(Data entries for graphics)
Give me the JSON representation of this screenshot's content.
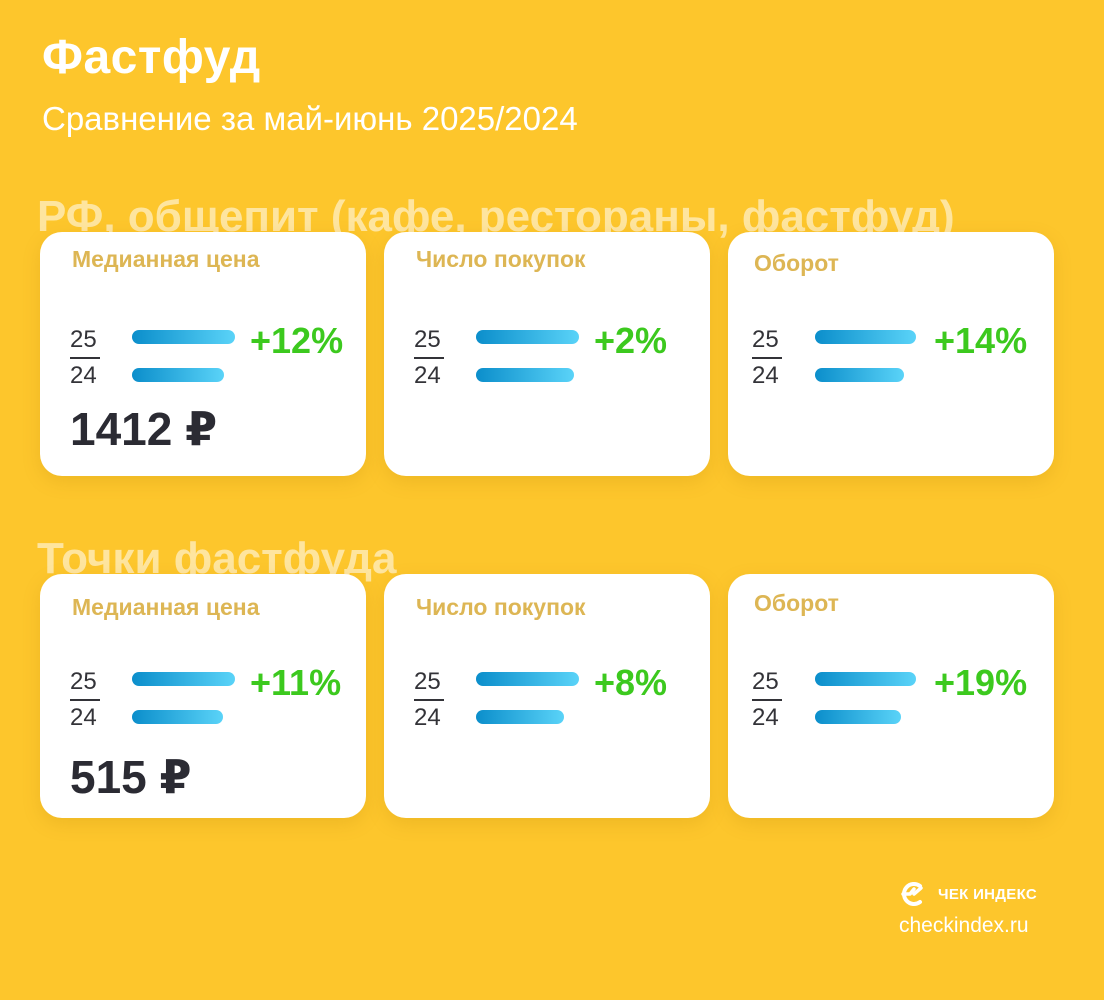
{
  "header": {
    "title": "Фастфуд",
    "subtitle": "Сравнение за май-июнь 2025/2024"
  },
  "sections": [
    {
      "title": "РФ, общепит (кафе, рестораны, фастфуд)",
      "cards": [
        {
          "label": "Медианная цена",
          "year_a": "25",
          "year_b": "24",
          "change": "+12%",
          "value": "1412 ₽",
          "bar_ratio": 0.893
        },
        {
          "label": "Число покупок",
          "year_a": "25",
          "year_b": "24",
          "change": "+2%",
          "bar_ratio": 0.98
        },
        {
          "label": "Оборот",
          "year_a": "25",
          "year_b": "24",
          "change": "+14%",
          "bar_ratio": 0.877
        }
      ]
    },
    {
      "title": "Точки фастфуда",
      "cards": [
        {
          "label": "Медианная цена",
          "year_a": "25",
          "year_b": "24",
          "change": "+11%",
          "value": "515 ₽",
          "bar_ratio": 0.9
        },
        {
          "label": "Число покупок",
          "year_a": "25",
          "year_b": "24",
          "change": "+8%",
          "bar_ratio": 0.926
        },
        {
          "label": "Оборот",
          "year_a": "25",
          "year_b": "24",
          "change": "+19%",
          "bar_ratio": 0.84
        }
      ]
    }
  ],
  "colors": {
    "background": "#FDC62C",
    "card_label": "#DDB654",
    "change_positive": "#3CC91E",
    "bar_start": "#0B8ECB",
    "bar_end": "#5AD3F8"
  },
  "footer": {
    "logo_icon": "checkindex-logo-icon",
    "logo_text": "ЧЕК ИНДЕКС",
    "site": "checkindex.ru"
  }
}
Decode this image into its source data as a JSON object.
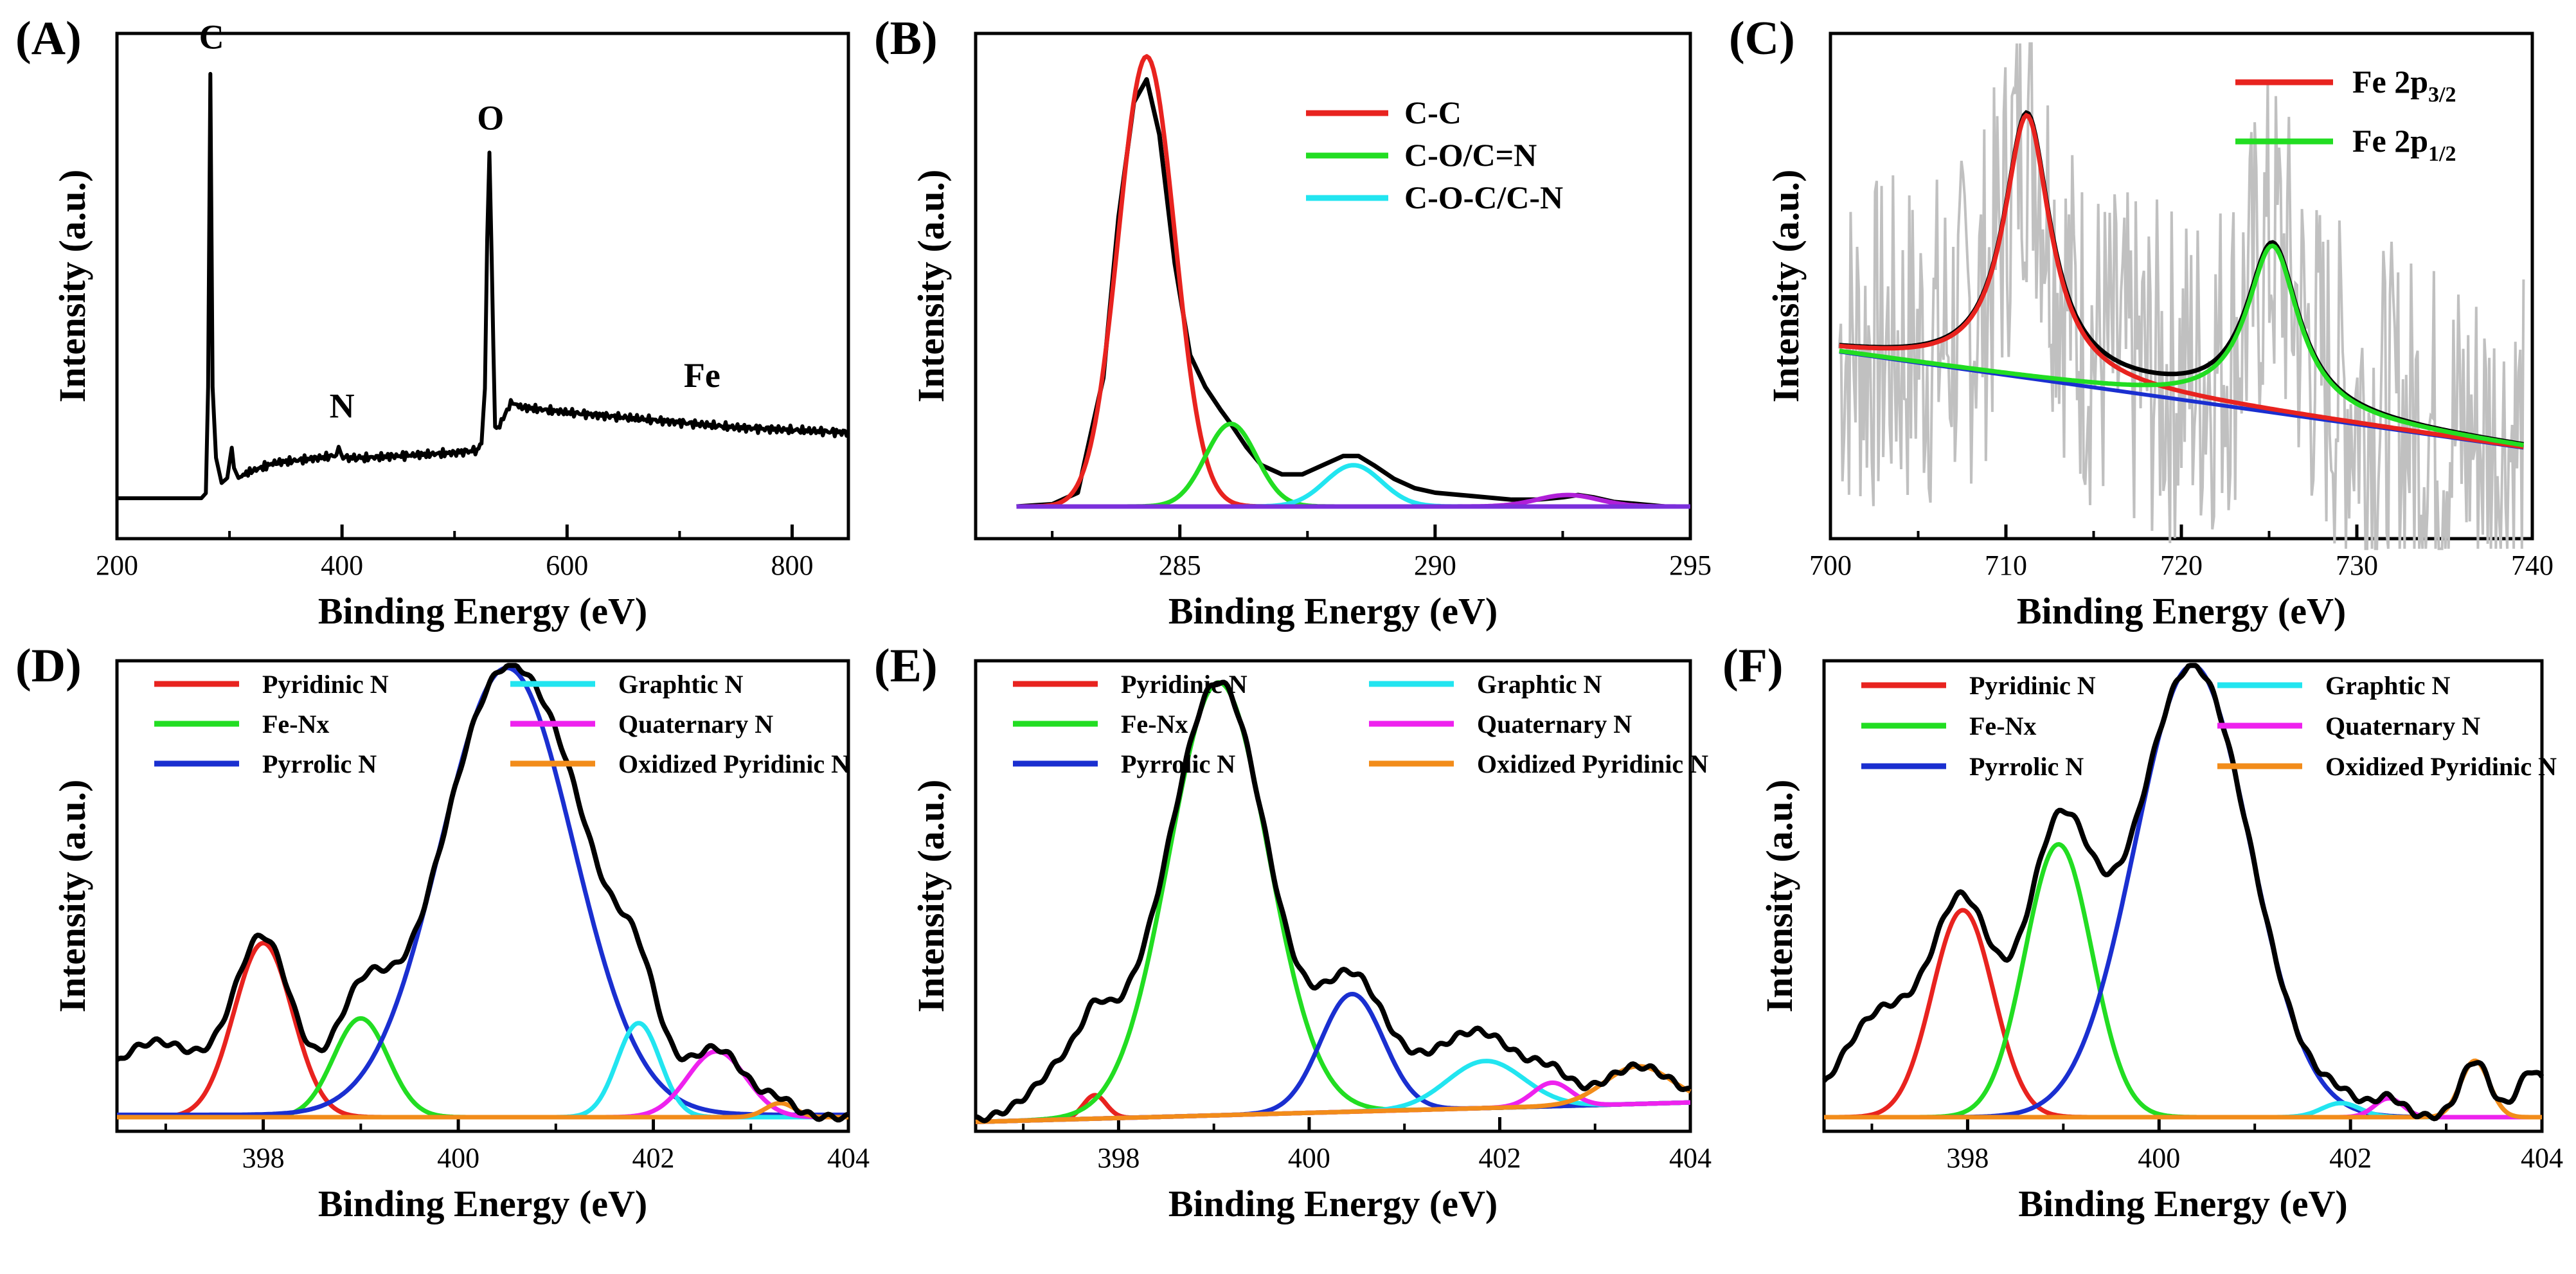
{
  "figure": {
    "background": "#ffffff"
  },
  "chart_data": [
    {
      "id": "A",
      "panel_label": "(A)",
      "type": "line",
      "xlabel": "Binding Energy (eV)",
      "ylabel": "Intensity (a.u.)",
      "xlim": [
        200,
        850
      ],
      "ylim": [
        0,
        100
      ],
      "xticks": [
        200,
        400,
        600,
        800
      ],
      "xtick_labels": [
        "200",
        "400",
        "600",
        "800"
      ],
      "series": [
        {
          "name": "survey",
          "color": "#000000",
          "x": [
            200,
            275,
            279,
            281,
            283,
            285,
            288,
            293,
            298,
            302,
            304,
            308,
            315,
            340,
            380,
            395,
            397,
            399,
            401,
            403,
            420,
            460,
            500,
            520,
            524,
            527,
            529,
            531,
            533,
            536,
            540,
            545,
            550,
            560,
            600,
            650,
            700,
            750,
            800,
            850
          ],
          "y": [
            8,
            8,
            9,
            30,
            92,
            30,
            16,
            11,
            12,
            18,
            14,
            12,
            13,
            15,
            16,
            16.5,
            18,
            17,
            16,
            16,
            16,
            16.5,
            17,
            17.5,
            19,
            30,
            60,
            76,
            55,
            22,
            22,
            25,
            27,
            26,
            25,
            24,
            23,
            22,
            21.5,
            21
          ]
        }
      ],
      "annotations": [
        {
          "text": "C",
          "x": 284,
          "y": 97
        },
        {
          "text": "N",
          "x": 400,
          "y": 24
        },
        {
          "text": "O",
          "x": 532,
          "y": 81
        },
        {
          "text": "Fe",
          "x": 720,
          "y": 30
        }
      ]
    },
    {
      "id": "B",
      "panel_label": "(B)",
      "type": "line",
      "xlabel": "Binding Energy (eV)",
      "ylabel": "Intensity (a.u.)",
      "xlim": [
        281,
        295
      ],
      "ylim": [
        0,
        110
      ],
      "xticks": [
        285,
        290,
        295
      ],
      "xtick_labels": [
        "285",
        "290",
        "295"
      ],
      "legend_position": "top-right",
      "series": [
        {
          "name": "envelope",
          "color": "#000000",
          "legend": false,
          "x": [
            281.8,
            282.5,
            283.0,
            283.5,
            283.8,
            284.1,
            284.35,
            284.6,
            284.9,
            285.2,
            285.5,
            285.8,
            286.0,
            286.3,
            286.6,
            287.0,
            287.4,
            287.8,
            288.2,
            288.5,
            288.8,
            289.2,
            289.6,
            290.0,
            290.5,
            291.0,
            291.5,
            292.0,
            292.5,
            292.8,
            293.1,
            293.5,
            294.0,
            294.5,
            295.0
          ],
          "y": [
            7,
            7.5,
            10,
            35,
            70,
            95,
            100,
            88,
            60,
            40,
            33,
            28,
            25,
            20,
            16,
            14,
            14,
            16,
            18,
            18,
            16,
            13,
            11,
            10,
            9.5,
            9,
            8.5,
            8.5,
            9,
            9.5,
            9,
            8,
            7.5,
            7,
            7
          ]
        },
        {
          "name": "C-C",
          "color": "#e8231f",
          "legend": true,
          "center": 284.35,
          "amp": 98,
          "sigma": 0.55,
          "base": 7
        },
        {
          "name": "C-O/C=N",
          "color": "#22dd22",
          "legend": true,
          "center": 286.0,
          "amp": 18,
          "sigma": 0.5,
          "base": 7
        },
        {
          "name": "C-O-C/C-N",
          "color": "#22e5f0",
          "legend": true,
          "center": 288.4,
          "amp": 9,
          "sigma": 0.55,
          "base": 7
        },
        {
          "name": "satellite",
          "color": "#b020d8",
          "legend": false,
          "center": 292.6,
          "amp": 2.5,
          "sigma": 0.6,
          "base": 7
        },
        {
          "name": "baseline",
          "color": "#7b2fdb",
          "legend": false,
          "flat": 7
        }
      ]
    },
    {
      "id": "C",
      "panel_label": "(C)",
      "type": "line",
      "xlabel": "Binding Energy (eV)",
      "ylabel": "Intensity (a.u.)",
      "xlim": [
        700,
        740
      ],
      "ylim": [
        0,
        100
      ],
      "xticks": [
        700,
        710,
        720,
        730,
        740
      ],
      "xtick_labels": [
        "700",
        "710",
        "720",
        "730",
        "740"
      ],
      "legend_position": "top-right",
      "noise_color": "#c0c0c0",
      "baseline": {
        "color": "#1a2fd0",
        "y_start": 37,
        "y_end": 18
      },
      "series": [
        {
          "name": "Fe 2p",
          "sub": "3/2",
          "color": "#e8231f",
          "legend": true,
          "center": 711.2,
          "amp": 52,
          "width": 1.6
        },
        {
          "name": "Fe 2p",
          "sub": "1/2",
          "color": "#22dd22",
          "legend": true,
          "center": 725.2,
          "amp": 33,
          "width": 1.8
        },
        {
          "name": "envelope",
          "color": "#000000",
          "legend": false
        }
      ]
    },
    {
      "id": "D",
      "panel_label": "(D)",
      "type": "line",
      "xlabel": "Binding Energy (eV)",
      "ylabel": "Intensity (a.u.)",
      "xlim": [
        396.5,
        404
      ],
      "ylim": [
        0,
        100
      ],
      "xticks": [
        398,
        400,
        402,
        404
      ],
      "xtick_labels": [
        "398",
        "400",
        "402",
        "404"
      ],
      "legend_position": "top, 2 columns",
      "base": 3,
      "series": [
        {
          "name": "Pyridinic N",
          "color": "#e8231f",
          "center": 398.0,
          "amp": 37,
          "sigma": 0.3
        },
        {
          "name": "Fe-Nx",
          "color": "#22dd22",
          "center": 399.0,
          "amp": 21,
          "sigma": 0.28
        },
        {
          "name": "Pyrrolic N",
          "color": "#1a2fd0",
          "center": 400.5,
          "amp": 95,
          "sigma": 0.68
        },
        {
          "name": "Graphtic N",
          "color": "#22e5f0",
          "center": 401.85,
          "amp": 20,
          "sigma": 0.22
        },
        {
          "name": "Quaternary N",
          "color": "#ee22ee",
          "center": 402.65,
          "amp": 14,
          "sigma": 0.3
        },
        {
          "name": "Oxidized Pyridinic N",
          "color": "#f28c1a",
          "center": 403.3,
          "amp": 3,
          "sigma": 0.15
        }
      ],
      "envelope_extra": [
        {
          "center": 396.9,
          "amp": 16,
          "sigma": 0.5
        },
        {
          "center": 401.3,
          "amp": 14,
          "sigma": 0.35
        }
      ]
    },
    {
      "id": "E",
      "panel_label": "(E)",
      "type": "line",
      "xlabel": "Binding Energy (eV)",
      "ylabel": "Intensity (a.u.)",
      "xlim": [
        396.5,
        404
      ],
      "ylim": [
        0,
        100
      ],
      "xticks": [
        398,
        400,
        402,
        404
      ],
      "xtick_labels": [
        "398",
        "400",
        "402",
        "404"
      ],
      "legend_position": "top, 2 columns",
      "base": 2,
      "series": [
        {
          "name": "Pyridinic N",
          "color": "#e8231f",
          "center": 397.75,
          "amp": 5,
          "sigma": 0.12
        },
        {
          "name": "Fe-Nx",
          "color": "#22dd22",
          "center": 399.05,
          "amp": 92,
          "sigma": 0.52
        },
        {
          "name": "Pyrrolic N",
          "color": "#1a2fd0",
          "center": 400.45,
          "amp": 25,
          "sigma": 0.33
        },
        {
          "name": "Graphtic N",
          "color": "#22e5f0",
          "center": 401.85,
          "amp": 10,
          "sigma": 0.4
        },
        {
          "name": "Quaternary N",
          "color": "#ee22ee",
          "center": 402.55,
          "amp": 5,
          "sigma": 0.2
        },
        {
          "name": "Oxidized Pyridinic N",
          "color": "#f28c1a",
          "center": 403.45,
          "amp": 8,
          "sigma": 0.35
        }
      ],
      "envelope_extra": [
        {
          "center": 397.7,
          "amp": 16,
          "sigma": 0.45
        },
        {
          "center": 401.4,
          "amp": 8,
          "sigma": 0.6
        }
      ]
    },
    {
      "id": "F",
      "panel_label": "(F)",
      "type": "line",
      "xlabel": "Binding Energy (eV)",
      "ylabel": "Intensity (a.u.)",
      "xlim": [
        396.5,
        404
      ],
      "ylim": [
        0,
        100
      ],
      "xticks": [
        398,
        400,
        402,
        404
      ],
      "xtick_labels": [
        "398",
        "400",
        "402",
        "404"
      ],
      "legend_position": "top, 2 columns",
      "base": 3,
      "series": [
        {
          "name": "Pyridinic N",
          "color": "#e8231f",
          "center": 397.95,
          "amp": 44,
          "sigma": 0.32
        },
        {
          "name": "Fe-Nx",
          "color": "#22dd22",
          "center": 398.95,
          "amp": 58,
          "sigma": 0.35
        },
        {
          "name": "Pyrrolic N",
          "color": "#1a2fd0",
          "center": 400.35,
          "amp": 96,
          "sigma": 0.6
        },
        {
          "name": "Graphtic N",
          "color": "#22e5f0",
          "center": 401.9,
          "amp": 3,
          "sigma": 0.2
        },
        {
          "name": "Quaternary N",
          "color": "#ee22ee",
          "center": 402.4,
          "amp": 4,
          "sigma": 0.15
        },
        {
          "name": "Oxidized Pyridinic N",
          "color": "#f28c1a",
          "center": 403.3,
          "amp": 12,
          "sigma": 0.15
        }
      ],
      "envelope_extra": [
        {
          "center": 397.1,
          "amp": 22,
          "sigma": 0.4
        },
        {
          "center": 403.9,
          "amp": 10,
          "sigma": 0.15
        }
      ]
    }
  ]
}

**EXERCISE DESCRIPTION**
Filter the entries and copy out every line with the word "background".

**WRITTEN SOLUTION**
    "background": "#FDC62C",
    "background": "#ffffff"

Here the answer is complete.